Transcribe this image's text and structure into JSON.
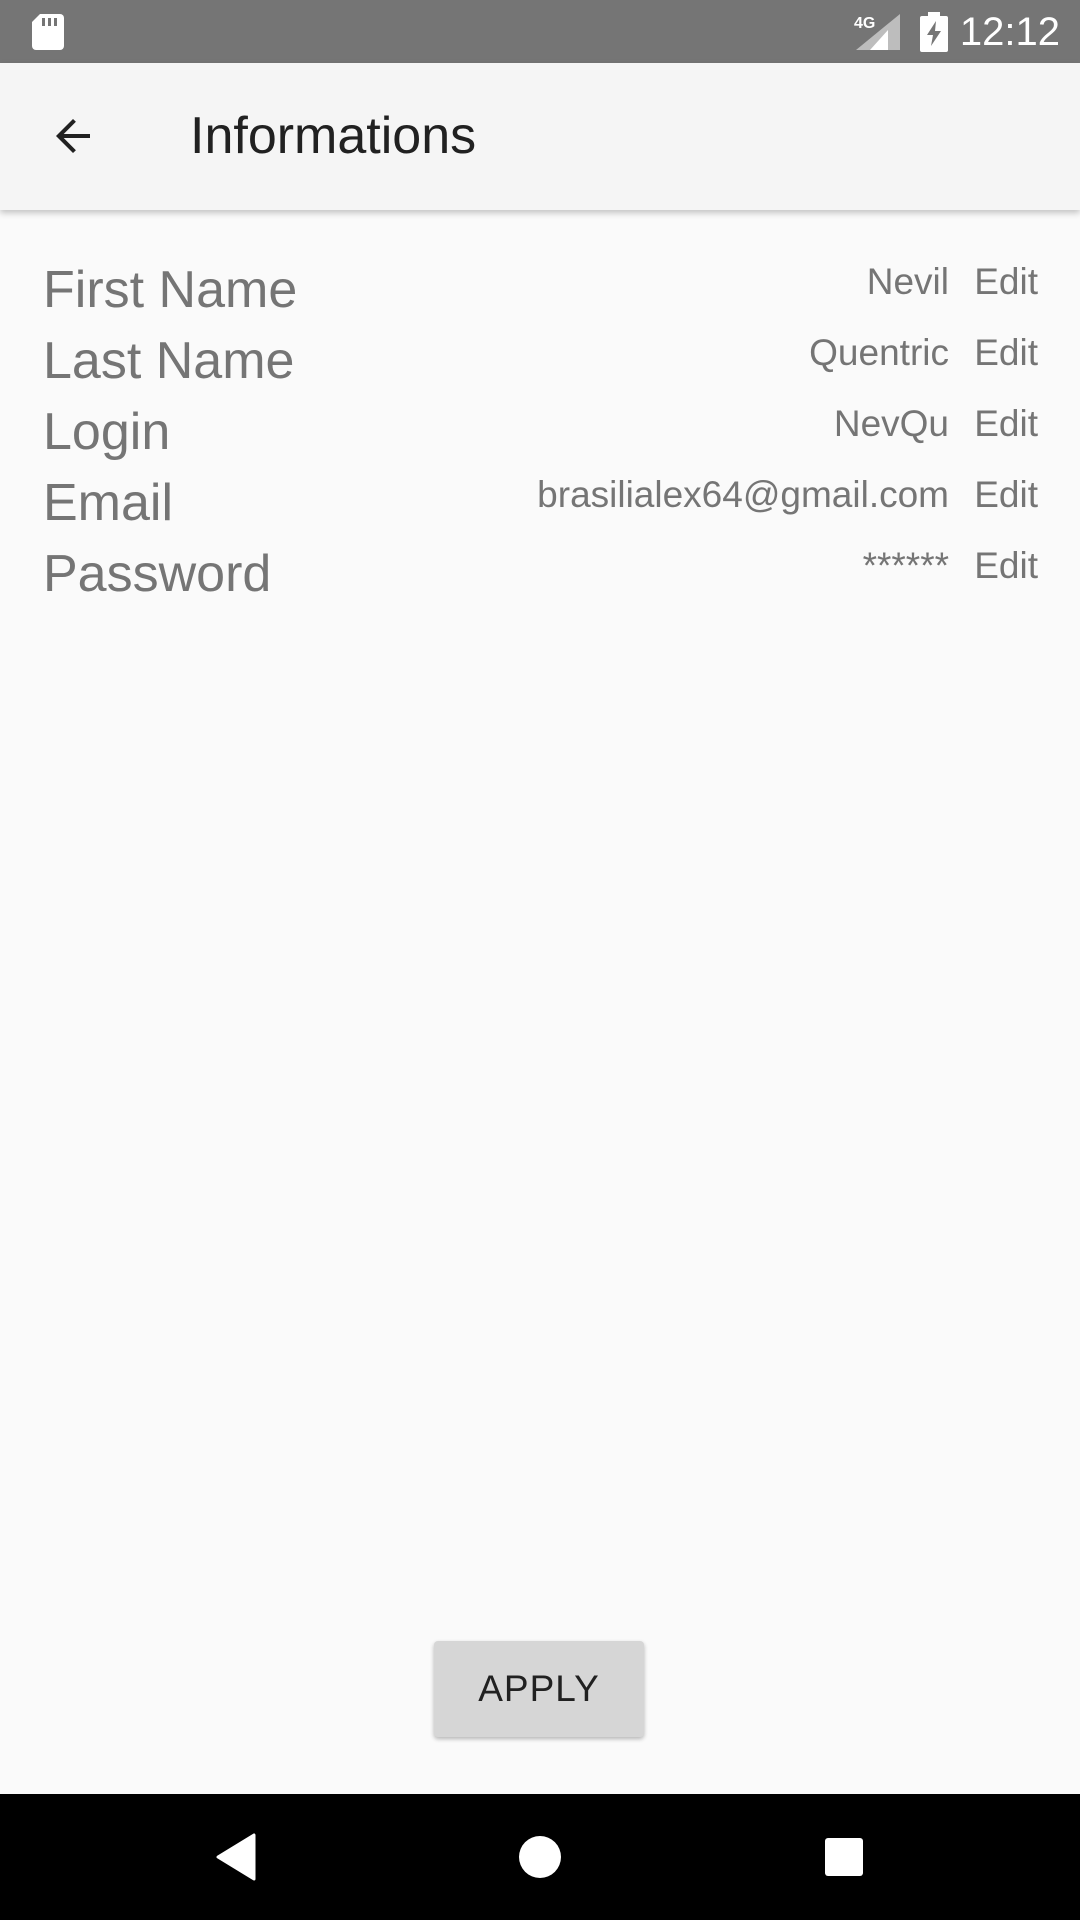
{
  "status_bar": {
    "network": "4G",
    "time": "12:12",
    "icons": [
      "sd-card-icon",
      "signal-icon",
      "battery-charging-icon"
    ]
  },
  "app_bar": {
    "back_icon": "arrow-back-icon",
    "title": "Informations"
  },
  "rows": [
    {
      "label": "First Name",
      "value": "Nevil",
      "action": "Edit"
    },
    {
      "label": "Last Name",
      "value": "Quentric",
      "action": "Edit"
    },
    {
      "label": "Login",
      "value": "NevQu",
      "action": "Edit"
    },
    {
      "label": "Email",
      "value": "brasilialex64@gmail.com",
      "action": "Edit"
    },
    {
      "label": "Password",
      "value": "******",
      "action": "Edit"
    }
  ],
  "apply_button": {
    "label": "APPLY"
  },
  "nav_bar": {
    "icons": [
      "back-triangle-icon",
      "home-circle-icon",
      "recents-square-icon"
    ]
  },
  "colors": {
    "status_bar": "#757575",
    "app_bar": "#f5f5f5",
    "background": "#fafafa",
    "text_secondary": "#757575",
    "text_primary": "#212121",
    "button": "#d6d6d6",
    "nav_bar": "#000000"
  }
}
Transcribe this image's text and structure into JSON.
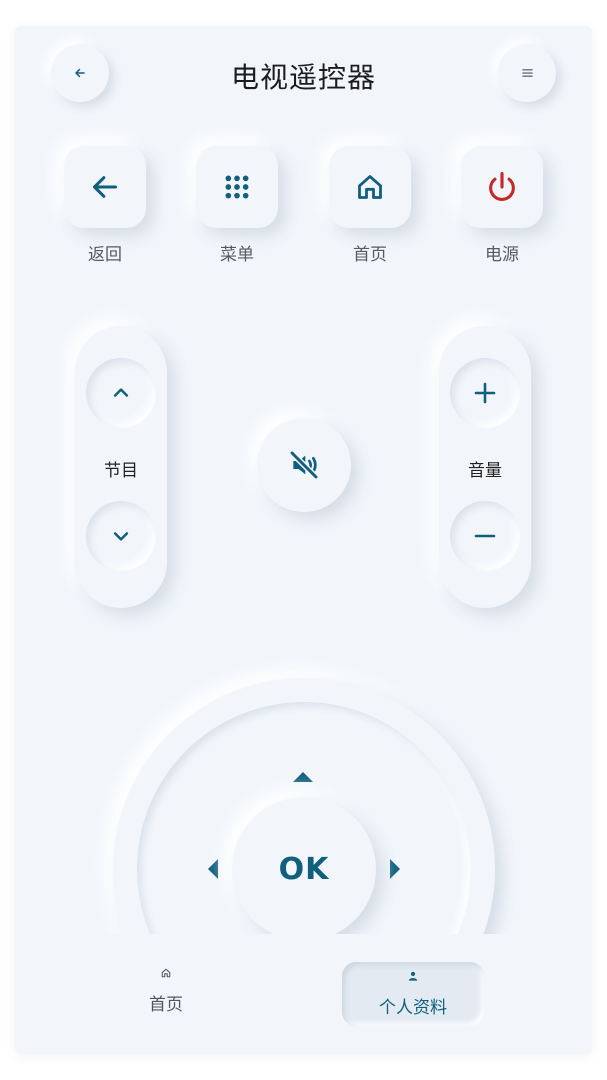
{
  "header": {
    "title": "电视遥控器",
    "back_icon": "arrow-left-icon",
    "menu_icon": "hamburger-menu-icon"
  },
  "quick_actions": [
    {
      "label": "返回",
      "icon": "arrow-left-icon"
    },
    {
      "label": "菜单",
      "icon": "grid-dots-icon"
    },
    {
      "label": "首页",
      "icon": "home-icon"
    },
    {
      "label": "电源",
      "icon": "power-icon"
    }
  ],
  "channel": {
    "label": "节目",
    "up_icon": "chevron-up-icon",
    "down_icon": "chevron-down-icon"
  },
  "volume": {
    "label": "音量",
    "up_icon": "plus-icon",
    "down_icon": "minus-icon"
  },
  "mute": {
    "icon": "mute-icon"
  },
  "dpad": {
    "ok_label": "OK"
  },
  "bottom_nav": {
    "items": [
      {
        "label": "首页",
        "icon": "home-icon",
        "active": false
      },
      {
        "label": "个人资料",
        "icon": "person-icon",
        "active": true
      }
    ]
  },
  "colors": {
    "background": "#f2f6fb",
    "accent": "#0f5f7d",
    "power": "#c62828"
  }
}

────────

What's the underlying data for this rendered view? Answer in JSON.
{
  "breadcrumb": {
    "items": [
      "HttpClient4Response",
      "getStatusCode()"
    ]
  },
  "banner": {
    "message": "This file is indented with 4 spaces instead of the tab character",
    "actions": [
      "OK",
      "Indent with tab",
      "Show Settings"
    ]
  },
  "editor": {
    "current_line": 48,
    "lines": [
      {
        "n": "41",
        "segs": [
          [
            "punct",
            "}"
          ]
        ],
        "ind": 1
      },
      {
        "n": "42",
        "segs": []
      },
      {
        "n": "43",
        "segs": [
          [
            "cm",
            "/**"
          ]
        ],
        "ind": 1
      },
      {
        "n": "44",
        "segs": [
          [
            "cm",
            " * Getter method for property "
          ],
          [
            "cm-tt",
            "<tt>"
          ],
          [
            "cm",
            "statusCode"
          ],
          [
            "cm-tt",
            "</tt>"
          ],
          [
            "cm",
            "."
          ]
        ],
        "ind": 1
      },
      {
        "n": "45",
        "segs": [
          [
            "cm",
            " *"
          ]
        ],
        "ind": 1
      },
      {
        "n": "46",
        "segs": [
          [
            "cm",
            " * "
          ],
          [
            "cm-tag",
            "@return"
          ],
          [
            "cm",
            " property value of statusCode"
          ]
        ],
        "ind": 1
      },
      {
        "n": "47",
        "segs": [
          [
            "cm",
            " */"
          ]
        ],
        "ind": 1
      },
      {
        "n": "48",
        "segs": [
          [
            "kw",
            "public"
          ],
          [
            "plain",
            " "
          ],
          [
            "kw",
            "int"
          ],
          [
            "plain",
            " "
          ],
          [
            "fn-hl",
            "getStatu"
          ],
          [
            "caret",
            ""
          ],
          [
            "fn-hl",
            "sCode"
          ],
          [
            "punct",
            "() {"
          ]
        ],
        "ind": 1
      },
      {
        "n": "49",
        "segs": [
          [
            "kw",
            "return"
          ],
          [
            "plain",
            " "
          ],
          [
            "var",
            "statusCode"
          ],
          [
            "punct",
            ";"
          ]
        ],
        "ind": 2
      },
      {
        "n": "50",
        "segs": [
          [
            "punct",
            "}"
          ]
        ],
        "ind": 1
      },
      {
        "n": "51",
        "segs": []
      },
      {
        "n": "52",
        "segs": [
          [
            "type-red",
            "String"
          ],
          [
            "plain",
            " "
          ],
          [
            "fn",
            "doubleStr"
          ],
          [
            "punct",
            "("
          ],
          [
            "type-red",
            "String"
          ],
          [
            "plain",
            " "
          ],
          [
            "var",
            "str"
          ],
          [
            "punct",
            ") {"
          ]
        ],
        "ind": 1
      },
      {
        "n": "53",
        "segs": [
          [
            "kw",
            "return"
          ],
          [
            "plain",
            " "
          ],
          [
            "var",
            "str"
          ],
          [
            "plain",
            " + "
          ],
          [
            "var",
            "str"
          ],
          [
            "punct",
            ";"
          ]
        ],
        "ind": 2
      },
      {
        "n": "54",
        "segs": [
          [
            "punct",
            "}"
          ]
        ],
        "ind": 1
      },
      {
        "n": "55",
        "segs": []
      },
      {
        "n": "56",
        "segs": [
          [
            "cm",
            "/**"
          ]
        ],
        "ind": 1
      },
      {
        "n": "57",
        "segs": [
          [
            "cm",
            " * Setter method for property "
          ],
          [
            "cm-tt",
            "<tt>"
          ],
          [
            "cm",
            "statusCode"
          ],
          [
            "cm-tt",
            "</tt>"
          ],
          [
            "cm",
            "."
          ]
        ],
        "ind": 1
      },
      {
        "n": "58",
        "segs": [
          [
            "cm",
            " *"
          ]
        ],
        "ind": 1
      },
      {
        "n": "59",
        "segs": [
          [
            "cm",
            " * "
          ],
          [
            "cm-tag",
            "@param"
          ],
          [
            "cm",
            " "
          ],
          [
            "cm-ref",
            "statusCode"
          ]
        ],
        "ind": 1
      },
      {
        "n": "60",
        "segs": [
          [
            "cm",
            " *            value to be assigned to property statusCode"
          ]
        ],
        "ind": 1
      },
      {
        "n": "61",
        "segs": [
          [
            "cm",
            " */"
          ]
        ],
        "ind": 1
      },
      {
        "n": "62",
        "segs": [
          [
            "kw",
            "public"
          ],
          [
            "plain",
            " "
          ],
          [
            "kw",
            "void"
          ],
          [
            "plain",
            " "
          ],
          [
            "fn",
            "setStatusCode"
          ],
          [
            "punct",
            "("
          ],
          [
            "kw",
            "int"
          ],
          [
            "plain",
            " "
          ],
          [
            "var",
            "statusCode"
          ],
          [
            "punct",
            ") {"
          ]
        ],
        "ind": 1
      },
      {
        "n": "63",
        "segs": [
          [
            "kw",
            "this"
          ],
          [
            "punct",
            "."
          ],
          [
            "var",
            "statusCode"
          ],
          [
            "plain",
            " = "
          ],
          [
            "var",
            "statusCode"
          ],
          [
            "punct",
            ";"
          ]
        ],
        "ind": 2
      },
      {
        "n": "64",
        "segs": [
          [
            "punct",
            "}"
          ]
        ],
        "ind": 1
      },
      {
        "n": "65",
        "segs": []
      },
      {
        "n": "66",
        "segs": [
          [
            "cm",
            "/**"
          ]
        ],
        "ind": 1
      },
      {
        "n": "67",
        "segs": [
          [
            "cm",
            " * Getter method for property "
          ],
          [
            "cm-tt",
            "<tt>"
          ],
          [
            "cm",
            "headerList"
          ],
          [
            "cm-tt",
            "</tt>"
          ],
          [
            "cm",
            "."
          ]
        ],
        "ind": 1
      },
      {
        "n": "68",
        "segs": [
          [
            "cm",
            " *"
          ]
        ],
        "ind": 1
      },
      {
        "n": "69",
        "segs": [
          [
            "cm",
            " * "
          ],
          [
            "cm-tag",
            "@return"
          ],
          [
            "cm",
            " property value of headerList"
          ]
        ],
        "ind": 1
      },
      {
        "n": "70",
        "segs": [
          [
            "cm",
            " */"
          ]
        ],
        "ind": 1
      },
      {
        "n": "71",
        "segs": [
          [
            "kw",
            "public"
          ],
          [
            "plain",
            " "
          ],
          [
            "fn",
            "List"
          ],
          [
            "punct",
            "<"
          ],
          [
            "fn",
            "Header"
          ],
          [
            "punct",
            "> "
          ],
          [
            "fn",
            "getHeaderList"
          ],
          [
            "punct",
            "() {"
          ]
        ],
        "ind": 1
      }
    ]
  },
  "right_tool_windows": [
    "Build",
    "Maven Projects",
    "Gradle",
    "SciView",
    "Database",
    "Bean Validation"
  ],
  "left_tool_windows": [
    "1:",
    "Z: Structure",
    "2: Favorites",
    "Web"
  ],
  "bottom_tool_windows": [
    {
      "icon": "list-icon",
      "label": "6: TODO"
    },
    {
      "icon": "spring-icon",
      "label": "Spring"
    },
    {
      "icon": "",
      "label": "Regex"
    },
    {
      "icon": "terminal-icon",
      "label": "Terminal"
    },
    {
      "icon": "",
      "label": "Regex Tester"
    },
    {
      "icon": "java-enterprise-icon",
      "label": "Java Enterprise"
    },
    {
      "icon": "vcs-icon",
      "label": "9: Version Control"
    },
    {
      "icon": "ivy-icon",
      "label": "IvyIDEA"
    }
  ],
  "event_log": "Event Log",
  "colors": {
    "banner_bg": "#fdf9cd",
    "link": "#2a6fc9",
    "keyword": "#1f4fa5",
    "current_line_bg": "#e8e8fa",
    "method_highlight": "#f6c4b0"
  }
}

────────

= Your instructions =
Extract each line holding the string "chevron".

= Exercise result =
    "up_icon": "chevron-up-icon",
    "down_icon": "chevron-down-icon"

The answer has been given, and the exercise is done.